• What needs to be done:
Count how many lines hold the word "right" and give that number as the whole answer.

## START Excerpted records

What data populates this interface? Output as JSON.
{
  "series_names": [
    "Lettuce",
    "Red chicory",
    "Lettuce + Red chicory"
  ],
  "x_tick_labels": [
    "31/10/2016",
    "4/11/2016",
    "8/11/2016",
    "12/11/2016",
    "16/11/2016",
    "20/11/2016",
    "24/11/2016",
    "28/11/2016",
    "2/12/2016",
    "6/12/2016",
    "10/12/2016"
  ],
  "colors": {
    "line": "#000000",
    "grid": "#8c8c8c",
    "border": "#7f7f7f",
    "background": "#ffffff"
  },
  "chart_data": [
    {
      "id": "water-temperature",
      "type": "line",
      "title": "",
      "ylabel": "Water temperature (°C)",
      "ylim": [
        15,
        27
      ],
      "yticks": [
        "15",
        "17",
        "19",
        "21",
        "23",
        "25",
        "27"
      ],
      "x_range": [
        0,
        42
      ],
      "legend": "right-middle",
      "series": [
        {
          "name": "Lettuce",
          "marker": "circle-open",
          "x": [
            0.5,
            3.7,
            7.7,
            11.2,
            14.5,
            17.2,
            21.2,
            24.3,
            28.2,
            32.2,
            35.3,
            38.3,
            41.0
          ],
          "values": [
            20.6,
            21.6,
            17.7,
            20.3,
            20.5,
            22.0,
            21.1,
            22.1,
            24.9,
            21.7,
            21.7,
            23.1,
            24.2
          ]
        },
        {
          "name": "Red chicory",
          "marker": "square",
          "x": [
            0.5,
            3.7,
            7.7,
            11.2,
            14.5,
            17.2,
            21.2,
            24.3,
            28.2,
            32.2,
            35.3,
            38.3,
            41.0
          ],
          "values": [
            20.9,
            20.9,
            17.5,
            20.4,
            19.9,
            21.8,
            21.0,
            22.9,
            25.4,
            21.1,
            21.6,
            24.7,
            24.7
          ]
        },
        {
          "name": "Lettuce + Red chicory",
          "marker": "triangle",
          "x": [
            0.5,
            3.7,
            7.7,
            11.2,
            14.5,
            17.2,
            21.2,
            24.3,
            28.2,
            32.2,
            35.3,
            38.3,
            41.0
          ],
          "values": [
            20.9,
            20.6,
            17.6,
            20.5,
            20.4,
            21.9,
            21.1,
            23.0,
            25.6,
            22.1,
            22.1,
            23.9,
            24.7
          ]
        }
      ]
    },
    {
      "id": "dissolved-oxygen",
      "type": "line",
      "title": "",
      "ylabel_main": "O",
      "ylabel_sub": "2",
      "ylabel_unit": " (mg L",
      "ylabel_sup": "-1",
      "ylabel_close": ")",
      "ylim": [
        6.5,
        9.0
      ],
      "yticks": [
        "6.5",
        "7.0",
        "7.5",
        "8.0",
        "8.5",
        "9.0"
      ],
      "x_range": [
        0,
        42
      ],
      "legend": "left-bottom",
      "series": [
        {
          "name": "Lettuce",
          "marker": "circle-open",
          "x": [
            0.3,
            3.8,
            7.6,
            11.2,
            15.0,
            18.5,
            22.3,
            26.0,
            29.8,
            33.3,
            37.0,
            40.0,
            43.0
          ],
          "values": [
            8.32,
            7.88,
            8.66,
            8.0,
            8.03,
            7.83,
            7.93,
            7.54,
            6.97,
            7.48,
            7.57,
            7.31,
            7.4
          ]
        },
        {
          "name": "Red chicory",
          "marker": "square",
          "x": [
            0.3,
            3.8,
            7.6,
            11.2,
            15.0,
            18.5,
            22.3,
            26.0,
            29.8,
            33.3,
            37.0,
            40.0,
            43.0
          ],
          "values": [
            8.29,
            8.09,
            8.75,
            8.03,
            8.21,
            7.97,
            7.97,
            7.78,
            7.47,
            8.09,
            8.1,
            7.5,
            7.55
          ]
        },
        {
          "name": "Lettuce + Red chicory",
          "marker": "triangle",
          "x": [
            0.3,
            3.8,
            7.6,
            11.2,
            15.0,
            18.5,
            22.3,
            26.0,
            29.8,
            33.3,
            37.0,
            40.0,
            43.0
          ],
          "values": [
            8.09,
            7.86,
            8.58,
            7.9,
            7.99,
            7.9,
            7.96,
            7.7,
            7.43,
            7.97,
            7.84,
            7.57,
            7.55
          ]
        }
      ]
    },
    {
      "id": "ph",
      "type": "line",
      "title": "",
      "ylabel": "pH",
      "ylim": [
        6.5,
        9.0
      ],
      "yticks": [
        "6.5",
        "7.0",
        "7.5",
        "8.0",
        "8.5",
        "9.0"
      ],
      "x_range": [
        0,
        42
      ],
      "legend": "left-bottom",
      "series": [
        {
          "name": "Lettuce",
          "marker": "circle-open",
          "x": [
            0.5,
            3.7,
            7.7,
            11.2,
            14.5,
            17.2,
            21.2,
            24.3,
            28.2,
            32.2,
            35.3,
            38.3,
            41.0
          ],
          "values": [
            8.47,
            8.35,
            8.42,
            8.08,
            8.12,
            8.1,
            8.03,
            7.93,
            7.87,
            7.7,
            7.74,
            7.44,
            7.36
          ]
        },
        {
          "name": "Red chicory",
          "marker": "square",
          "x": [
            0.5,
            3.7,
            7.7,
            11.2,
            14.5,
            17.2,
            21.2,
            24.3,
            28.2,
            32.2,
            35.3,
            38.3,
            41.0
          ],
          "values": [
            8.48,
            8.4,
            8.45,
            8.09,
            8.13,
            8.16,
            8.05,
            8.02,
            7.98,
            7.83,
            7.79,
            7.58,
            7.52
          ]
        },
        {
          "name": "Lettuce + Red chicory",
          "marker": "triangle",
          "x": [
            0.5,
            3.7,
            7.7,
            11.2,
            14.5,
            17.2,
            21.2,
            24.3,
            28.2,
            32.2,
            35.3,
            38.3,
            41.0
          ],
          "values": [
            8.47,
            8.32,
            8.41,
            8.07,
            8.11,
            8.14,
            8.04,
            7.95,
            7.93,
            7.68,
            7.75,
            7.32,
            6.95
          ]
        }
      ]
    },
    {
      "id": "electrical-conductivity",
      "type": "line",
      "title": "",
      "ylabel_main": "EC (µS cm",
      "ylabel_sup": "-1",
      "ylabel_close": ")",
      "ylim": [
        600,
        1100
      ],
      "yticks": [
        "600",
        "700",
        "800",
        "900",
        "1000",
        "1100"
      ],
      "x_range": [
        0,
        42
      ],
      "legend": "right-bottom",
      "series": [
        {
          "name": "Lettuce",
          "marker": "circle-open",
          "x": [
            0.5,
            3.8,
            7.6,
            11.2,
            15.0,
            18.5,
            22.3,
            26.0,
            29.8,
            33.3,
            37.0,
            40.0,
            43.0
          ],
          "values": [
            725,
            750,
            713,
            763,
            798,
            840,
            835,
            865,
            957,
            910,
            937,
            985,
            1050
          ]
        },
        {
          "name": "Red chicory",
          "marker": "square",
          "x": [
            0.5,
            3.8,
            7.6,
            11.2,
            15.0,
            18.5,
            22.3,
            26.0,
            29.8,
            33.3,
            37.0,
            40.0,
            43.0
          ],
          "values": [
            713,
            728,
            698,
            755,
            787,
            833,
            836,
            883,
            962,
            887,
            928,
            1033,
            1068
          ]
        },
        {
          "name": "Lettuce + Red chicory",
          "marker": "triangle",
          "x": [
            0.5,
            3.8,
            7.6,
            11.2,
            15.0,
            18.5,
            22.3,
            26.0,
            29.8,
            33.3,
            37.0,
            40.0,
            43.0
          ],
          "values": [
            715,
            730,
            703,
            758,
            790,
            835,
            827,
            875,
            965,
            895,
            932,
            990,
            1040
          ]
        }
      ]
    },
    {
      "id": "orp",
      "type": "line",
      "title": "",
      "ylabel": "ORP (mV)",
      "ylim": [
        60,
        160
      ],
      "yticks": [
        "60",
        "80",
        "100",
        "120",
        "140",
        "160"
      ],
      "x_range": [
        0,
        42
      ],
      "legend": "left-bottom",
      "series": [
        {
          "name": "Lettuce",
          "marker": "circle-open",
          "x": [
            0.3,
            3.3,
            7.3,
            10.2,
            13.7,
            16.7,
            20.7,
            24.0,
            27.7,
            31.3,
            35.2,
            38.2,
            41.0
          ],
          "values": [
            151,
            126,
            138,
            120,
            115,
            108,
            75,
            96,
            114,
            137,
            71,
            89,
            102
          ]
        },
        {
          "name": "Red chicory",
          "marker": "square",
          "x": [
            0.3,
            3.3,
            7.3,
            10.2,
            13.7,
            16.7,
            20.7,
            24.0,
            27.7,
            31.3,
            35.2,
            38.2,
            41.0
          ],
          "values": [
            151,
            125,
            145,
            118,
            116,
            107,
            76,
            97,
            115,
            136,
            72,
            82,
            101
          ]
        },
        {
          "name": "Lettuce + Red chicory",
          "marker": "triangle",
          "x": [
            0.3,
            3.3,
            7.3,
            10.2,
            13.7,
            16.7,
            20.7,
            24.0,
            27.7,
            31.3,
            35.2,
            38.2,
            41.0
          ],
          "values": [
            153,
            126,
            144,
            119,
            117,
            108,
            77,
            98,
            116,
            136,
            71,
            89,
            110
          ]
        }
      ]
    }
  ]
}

## END Excerpted records

• Response below:
2